▶ _PROBLEM DESCRIPTION_: In how many lines of the data does the word "Variant" appear? Give the number by itself.
### DATA FOR PROCESSING ###
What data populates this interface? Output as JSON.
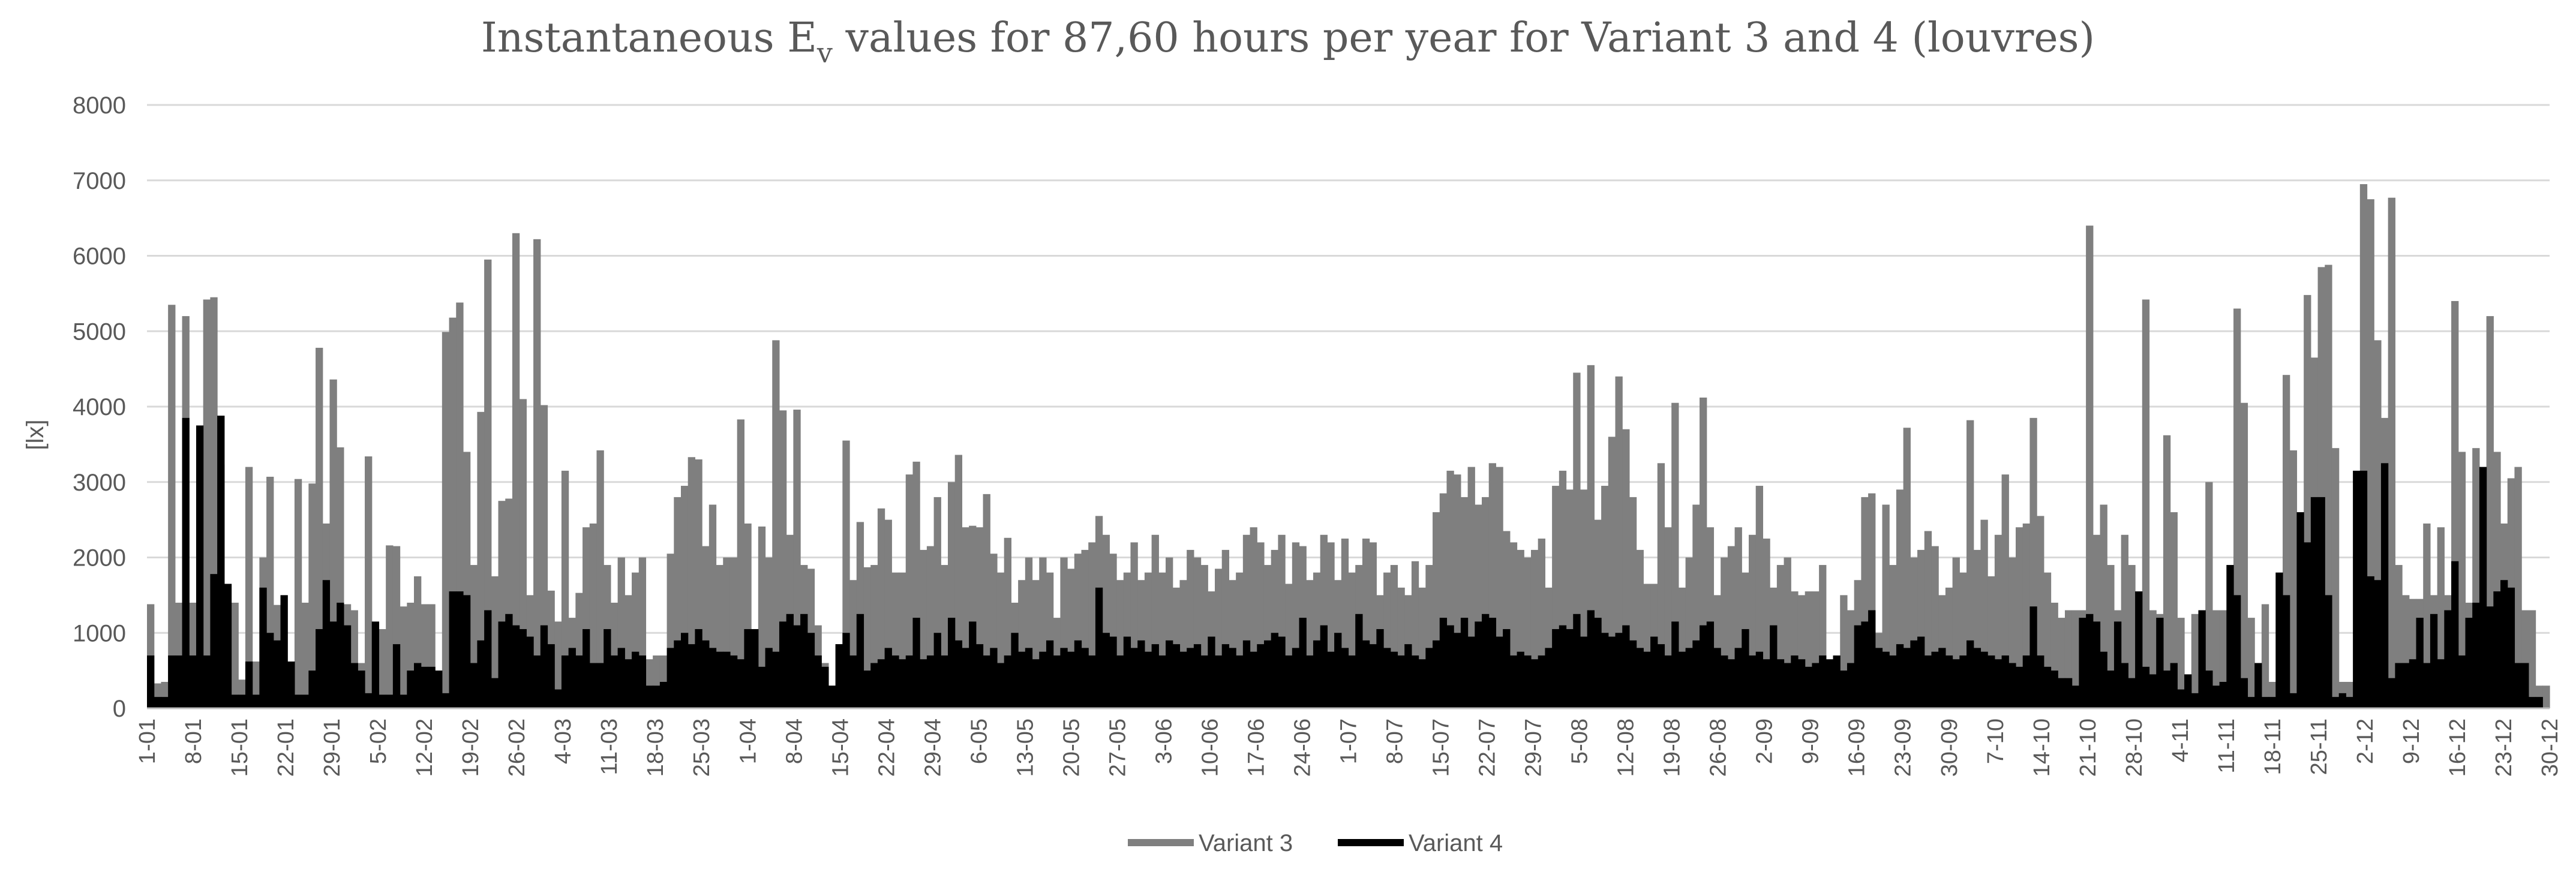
{
  "chart_data": {
    "type": "bar",
    "title": {
      "prefix": "Instantaneous E",
      "subscript": "v",
      "suffix": " values for 87,60 hours per year for Variant 3 and 4 (louvres)"
    },
    "xlabel": "",
    "ylabel": "[lx]",
    "ylim": [
      0,
      8000
    ],
    "yticks": [
      0,
      1000,
      2000,
      3000,
      4000,
      5000,
      6000,
      7000,
      8000
    ],
    "grid": true,
    "legend_position": "bottom-center",
    "x_tick_labels": [
      "1-01",
      "8-01",
      "15-01",
      "22-01",
      "29-01",
      "5-02",
      "12-02",
      "19-02",
      "26-02",
      "4-03",
      "11-03",
      "18-03",
      "25-03",
      "1-04",
      "8-04",
      "15-04",
      "22-04",
      "29-04",
      "6-05",
      "13-05",
      "20-05",
      "27-05",
      "3-06",
      "10-06",
      "17-06",
      "24-06",
      "1-07",
      "8-07",
      "15-07",
      "22-07",
      "29-07",
      "5-08",
      "12-08",
      "19-08",
      "26-08",
      "2-09",
      "9-09",
      "16-09",
      "23-09",
      "30-09",
      "7-10",
      "14-10",
      "21-10",
      "28-10",
      "4-11",
      "11-11",
      "18-11",
      "25-11",
      "2-12",
      "9-12",
      "16-12",
      "23-12",
      "30-12"
    ],
    "series": [
      {
        "name": "Variant 3",
        "color": "#7f7f7f",
        "values": [
          1380,
          330,
          350,
          5350,
          1400,
          5200,
          1400,
          2780,
          5420,
          5450,
          3230,
          500,
          1400,
          380,
          3200,
          620,
          2000,
          3070,
          1370,
          380,
          380,
          3040,
          1400,
          2980,
          4780,
          2450,
          4360,
          3460,
          1380,
          1300,
          600,
          3340,
          470,
          1050,
          2160,
          2150,
          1350,
          1400,
          1750,
          1380,
          1380,
          500,
          4990,
          5180,
          5380,
          3400,
          1900,
          3930,
          5950,
          1750,
          2750,
          2780,
          6300,
          4100,
          1500,
          6220,
          4020,
          1560,
          1150,
          3150,
          1200,
          1530,
          2400,
          2450,
          3420,
          1900,
          1400,
          2000,
          1500,
          1800,
          2000,
          650,
          700,
          700,
          2050,
          2800,
          2950,
          3330,
          3300,
          2150,
          2700,
          1900,
          2000,
          2000,
          3830,
          2450,
          850,
          2410,
          2000,
          4880,
          3950,
          2300,
          3960,
          1900,
          1850,
          1100,
          600,
          300,
          850,
          3550,
          1700,
          2470,
          1870,
          1900,
          2650,
          2500,
          1800,
          1800,
          3100,
          3270,
          2100,
          2150,
          2800,
          1900,
          3000,
          3360,
          2400,
          2420,
          2400,
          2840,
          2050,
          1800,
          2260,
          1400,
          1700,
          2000,
          1700,
          2000,
          1800,
          1200,
          2000,
          1850,
          2050,
          2100,
          2200,
          2550,
          2300,
          2050,
          1700,
          1800,
          2200,
          1700,
          1800,
          2300,
          1800,
          2000,
          1600,
          1700,
          2100,
          2000,
          1900,
          1550,
          1850,
          2100,
          1700,
          1800,
          2300,
          2400,
          2200,
          1900,
          2100,
          2300,
          1650,
          2200,
          2150,
          1700,
          1800,
          2300,
          2200,
          1700,
          2250,
          1800,
          1900,
          2250,
          2200,
          1500,
          1800,
          1900,
          1600,
          1500,
          1950,
          1600,
          1900,
          2600,
          2850,
          3150,
          3100,
          2800,
          3200,
          2700,
          2800,
          3250,
          3200,
          2350,
          2200,
          2100,
          2000,
          2100,
          2250,
          1600,
          2950,
          3150,
          2900,
          4450,
          2900,
          4550,
          2500,
          2950,
          3600,
          4400,
          3700,
          2800,
          2100,
          1650,
          1650,
          3250,
          2400,
          4050,
          1600,
          2000,
          2700,
          4120,
          2400,
          1500,
          2000,
          2150,
          2400,
          1800,
          2300,
          2950,
          2250,
          1600,
          1900,
          2000,
          1550,
          1500,
          1550,
          1550,
          1900,
          600,
          600,
          1500,
          1300,
          1700,
          2800,
          2850,
          1000,
          2700,
          1900,
          2900,
          3720,
          2000,
          2100,
          2350,
          2150,
          1500,
          1600,
          2000,
          1800,
          3820,
          2100,
          2500,
          1750,
          2300,
          3100,
          2000,
          2400,
          2450,
          3850,
          2550,
          1800,
          1400,
          1200,
          1300,
          1300,
          1300,
          6400,
          2300,
          2700,
          1900,
          1300,
          2300,
          1900,
          1300,
          5420,
          1300,
          1250,
          3620,
          2600,
          1200,
          350,
          1250,
          300,
          3000,
          1300,
          1300,
          1200,
          5300,
          4050,
          1200,
          300,
          1380,
          350,
          350,
          4420,
          3420,
          300,
          5480,
          4650,
          5850,
          5880,
          3450,
          350,
          350,
          300,
          6950,
          6750,
          4880,
          3850,
          6770,
          1900,
          1500,
          1450,
          1450,
          2450,
          1500,
          2400,
          1500,
          5400,
          3400,
          1400,
          3450,
          2600,
          5200,
          3400,
          2450,
          3050,
          3200,
          1300,
          1300,
          300,
          300
        ]
      },
      {
        "name": "Variant 4",
        "color": "#000000",
        "values": [
          700,
          150,
          150,
          700,
          700,
          3850,
          700,
          3750,
          700,
          1780,
          3880,
          1650,
          180,
          180,
          620,
          180,
          1600,
          1000,
          900,
          1500,
          620,
          180,
          180,
          500,
          1050,
          1700,
          1150,
          1400,
          1100,
          600,
          500,
          200,
          1150,
          180,
          180,
          850,
          180,
          500,
          600,
          550,
          550,
          500,
          200,
          1550,
          1550,
          1500,
          600,
          900,
          1300,
          400,
          1150,
          1250,
          1100,
          1050,
          950,
          700,
          1100,
          850,
          250,
          700,
          800,
          700,
          1050,
          600,
          600,
          1050,
          700,
          800,
          650,
          750,
          700,
          300,
          300,
          350,
          800,
          900,
          1000,
          850,
          1050,
          900,
          800,
          750,
          750,
          700,
          650,
          1050,
          1050,
          550,
          800,
          750,
          1150,
          1250,
          1100,
          1250,
          1000,
          700,
          550,
          300,
          850,
          1000,
          700,
          1250,
          500,
          600,
          650,
          800,
          700,
          650,
          700,
          1200,
          650,
          700,
          1000,
          700,
          1200,
          900,
          800,
          1150,
          850,
          700,
          800,
          600,
          700,
          1000,
          750,
          800,
          650,
          750,
          900,
          700,
          800,
          750,
          900,
          800,
          700,
          1600,
          1000,
          950,
          700,
          950,
          800,
          900,
          750,
          850,
          700,
          900,
          850,
          750,
          800,
          850,
          700,
          950,
          700,
          850,
          800,
          700,
          900,
          750,
          850,
          900,
          1000,
          950,
          700,
          800,
          1200,
          700,
          900,
          1100,
          750,
          1000,
          800,
          700,
          1250,
          900,
          850,
          1050,
          800,
          750,
          700,
          850,
          700,
          650,
          800,
          900,
          1200,
          1100,
          1000,
          1200,
          950,
          1150,
          1250,
          1200,
          950,
          1050,
          700,
          750,
          700,
          650,
          700,
          800,
          1050,
          1100,
          1050,
          1250,
          950,
          1300,
          1200,
          1000,
          950,
          1000,
          1100,
          900,
          800,
          750,
          950,
          850,
          700,
          1150,
          750,
          800,
          900,
          1100,
          1150,
          800,
          700,
          650,
          800,
          1050,
          700,
          750,
          650,
          1100,
          650,
          600,
          700,
          650,
          550,
          600,
          700,
          650,
          700,
          500,
          600,
          1100,
          1150,
          1300,
          800,
          750,
          700,
          850,
          800,
          900,
          950,
          700,
          750,
          800,
          700,
          650,
          700,
          900,
          800,
          750,
          700,
          650,
          700,
          600,
          550,
          700,
          1350,
          700,
          550,
          500,
          400,
          400,
          300,
          1200,
          1250,
          1150,
          750,
          500,
          1150,
          600,
          400,
          1550,
          550,
          450,
          1200,
          500,
          600,
          250,
          450,
          200,
          1300,
          500,
          300,
          350,
          1900,
          1500,
          400,
          150,
          600,
          150,
          150,
          1800,
          1500,
          200,
          2600,
          2200,
          2800,
          2800,
          1500,
          150,
          200,
          150,
          3150,
          3150,
          1750,
          1700,
          3250,
          400,
          600,
          600,
          650,
          1200,
          600,
          1250,
          650,
          1300,
          1950,
          700,
          1200,
          1400,
          3200,
          1350,
          1550,
          1700,
          1600,
          600,
          600,
          150,
          150
        ]
      }
    ]
  }
}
###
▶ _SOLUTION TO THE PROBLEM_: 3